Stored data:
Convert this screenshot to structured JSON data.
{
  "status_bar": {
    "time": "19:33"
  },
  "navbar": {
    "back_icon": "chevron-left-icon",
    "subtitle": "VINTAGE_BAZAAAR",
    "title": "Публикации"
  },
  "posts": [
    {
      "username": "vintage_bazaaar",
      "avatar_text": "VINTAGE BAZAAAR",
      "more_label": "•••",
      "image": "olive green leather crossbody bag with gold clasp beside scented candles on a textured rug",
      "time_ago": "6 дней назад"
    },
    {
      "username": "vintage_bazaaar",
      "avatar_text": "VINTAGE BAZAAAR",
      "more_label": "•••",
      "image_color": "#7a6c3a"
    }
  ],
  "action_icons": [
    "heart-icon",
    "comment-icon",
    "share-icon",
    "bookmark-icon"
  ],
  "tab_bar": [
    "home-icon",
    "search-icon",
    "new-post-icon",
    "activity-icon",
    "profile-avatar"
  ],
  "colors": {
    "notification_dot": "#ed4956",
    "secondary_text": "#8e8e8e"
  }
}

→ **Work to complete**
Reproduce each entry word for word.

→ **Written reply**
Convert this screenshot to structured JSON data.
{
  "status_bar": {
    "time": "19:33"
  },
  "navbar": {
    "back_icon": "chevron-left-icon",
    "subtitle": "VINTAGE_BAZAAAR",
    "title": "Публикации"
  },
  "posts": [
    {
      "username": "vintage_bazaaar",
      "avatar_text": "VINTAGE BAZAAAR",
      "more_label": "•••",
      "image": "olive green leather crossbody bag with gold clasp beside scented candles on a textured rug",
      "time_ago": "6 дней назад"
    },
    {
      "username": "vintage_bazaaar",
      "avatar_text": "VINTAGE BAZAAAR",
      "more_label": "•••",
      "image_color": "#7a6c3a"
    }
  ],
  "action_icons": [
    "heart-icon",
    "comment-icon",
    "share-icon",
    "bookmark-icon"
  ],
  "tab_bar": [
    "home-icon",
    "search-icon",
    "new-post-icon",
    "activity-icon",
    "profile-avatar"
  ],
  "colors": {
    "notification_dot": "#ed4956",
    "secondary_text": "#8e8e8e"
  }
}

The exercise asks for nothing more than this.